┌──
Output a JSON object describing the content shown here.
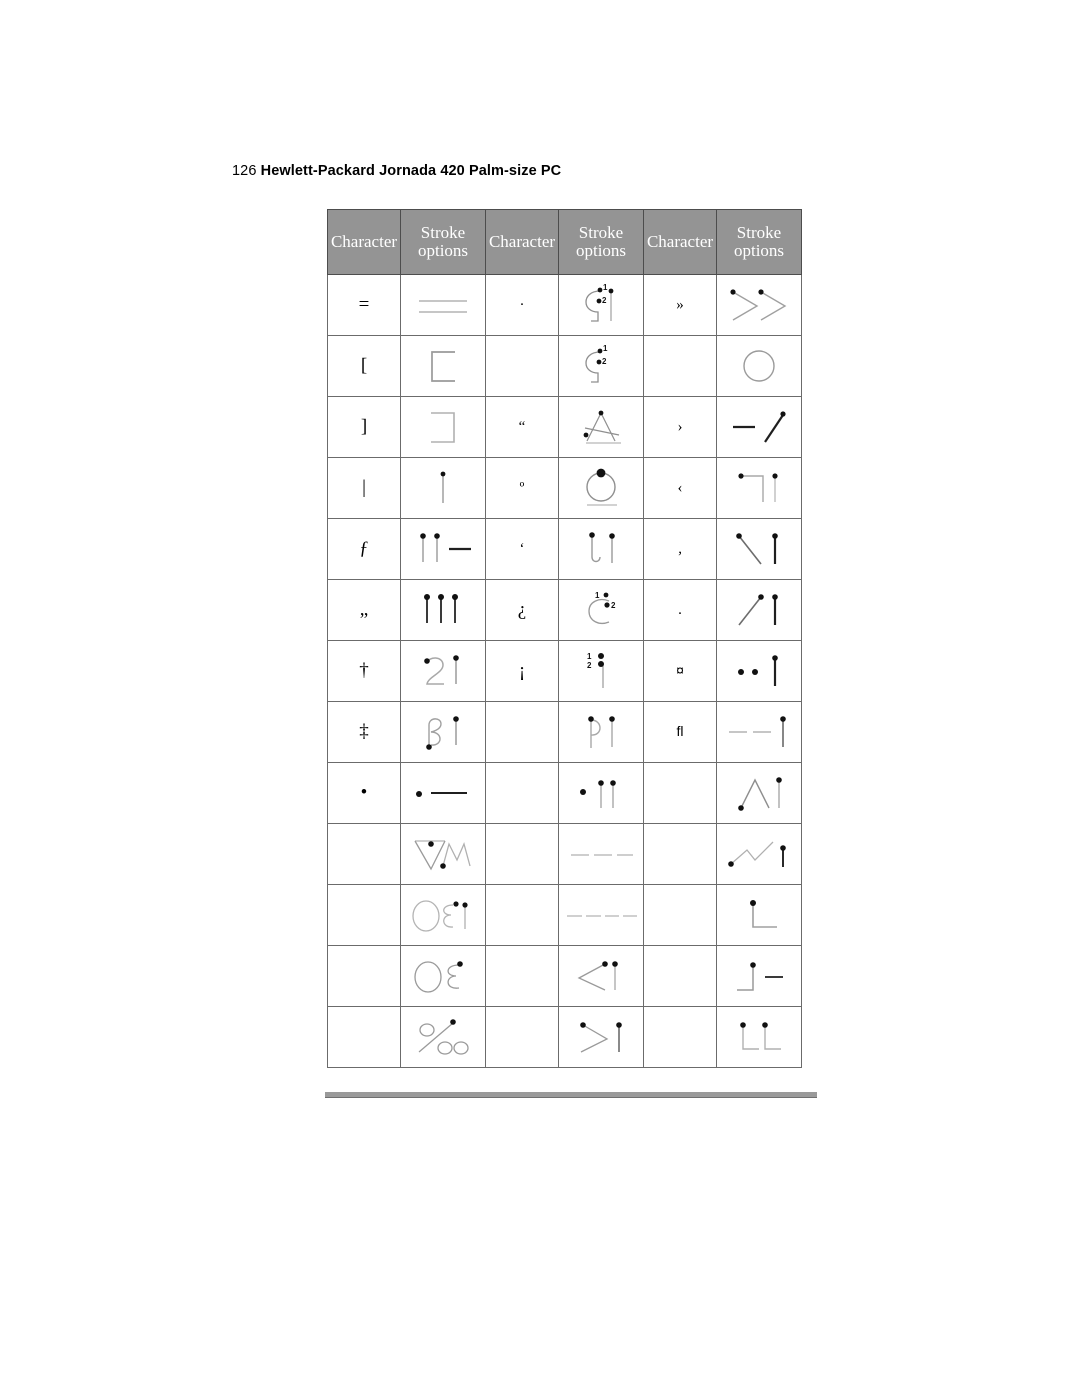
{
  "page": {
    "folio": "126",
    "title": "Hewlett-Packard Jornada 420 Palm-size PC"
  },
  "table": {
    "headers": {
      "character": "Character",
      "stroke_options": "Stroke options"
    },
    "header_cells": [
      "Character",
      "Stroke options",
      "Character",
      "Stroke options",
      "Character",
      "Stroke options"
    ],
    "rows": [
      {
        "c1": "=",
        "c2": "·",
        "c3": "»"
      },
      {
        "c1": "[",
        "c2": "",
        "c3": ""
      },
      {
        "c1": "]",
        "c2": "“",
        "c3": "›"
      },
      {
        "c1": "|",
        "c2": "º",
        "c3": "‹"
      },
      {
        "c1": "ƒ",
        "c2": "‘",
        "c3": "‚"
      },
      {
        "c1": "„",
        "c2": "¿",
        "c3": "."
      },
      {
        "c1": "†",
        "c2": "¡",
        "c3": "¤"
      },
      {
        "c1": "‡",
        "c2": "",
        "c3": "fl"
      },
      {
        "c1": "•",
        "c2": "",
        "c3": ""
      },
      {
        "c1": "",
        "c2": "",
        "c3": ""
      },
      {
        "c1": "",
        "c2": "",
        "c3": ""
      },
      {
        "c1": "",
        "c2": "",
        "c3": ""
      },
      {
        "c1": "",
        "c2": "",
        "c3": ""
      }
    ],
    "stroke_labels": {
      "r1c1": "two-horizontal-lines",
      "r1c2": "numbered-c-hook-and-bar",
      "r1c3": "double-chevron-right",
      "r2c1": "left-bracket-corner",
      "r2c2": "numbered-c-hook",
      "r2c3": "circle",
      "r3c1": "right-bracket-corner",
      "r3c2": "crossed-a",
      "r3c3": "dash-and-slash",
      "r4c1": "vertical-bar",
      "r4c2": "filled-dot-circle",
      "r4c3": "corner-and-bar",
      "r5c1": "two-bars-and-dash",
      "r5c2": "hook-and-bar",
      "r5c3": "backslash-and-bar",
      "r6c1": "three-bars",
      "r6c2": "numbered-reverse-c",
      "r6c3": "slash-and-bar",
      "r7c1": "digit-two-and-bar",
      "r7c2": "numbered-double-dot-bar",
      "r7c3": "two-dots-and-bar",
      "r8c1": "beta-and-bar",
      "r8c2": "p-and-bar",
      "r8c3": "two-dashes-and-bar",
      "r9c1": "dot-and-dash",
      "r9c2": "dot-and-two-bars",
      "r9c3": "caret-and-bar",
      "r10c2": "tm-gesture",
      "r10c4": "three-dashes",
      "r10c6": "zigzag-and-bar",
      "r11c2": "oe-and-bar",
      "r11c4": "four-dashes",
      "r11c6": "l-corner",
      "r12c2": "oe-gesture",
      "r12c4": "left-arrow-triangle",
      "r12c6": "corner-and-dash",
      "r13c2": "per-mille-gesture",
      "r13c4": "right-arrow-and-bar",
      "r13c6": "two-l-corners"
    }
  },
  "colors": {
    "header_background": "#949494",
    "header_text": "#ffffff",
    "grid_line": "#6b6b6b",
    "stroke_dark": "#1a1a1a",
    "stroke_light": "#a8a8a8",
    "footer_rule": "#9a9a9a"
  }
}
└──
WORK TO DO: Within the material above, find the lines that contain the word "options"; copy them.

THE RESULT:
      "stroke_options": "Stroke options"
      "Stroke options",
      "Stroke options",
      "Stroke options"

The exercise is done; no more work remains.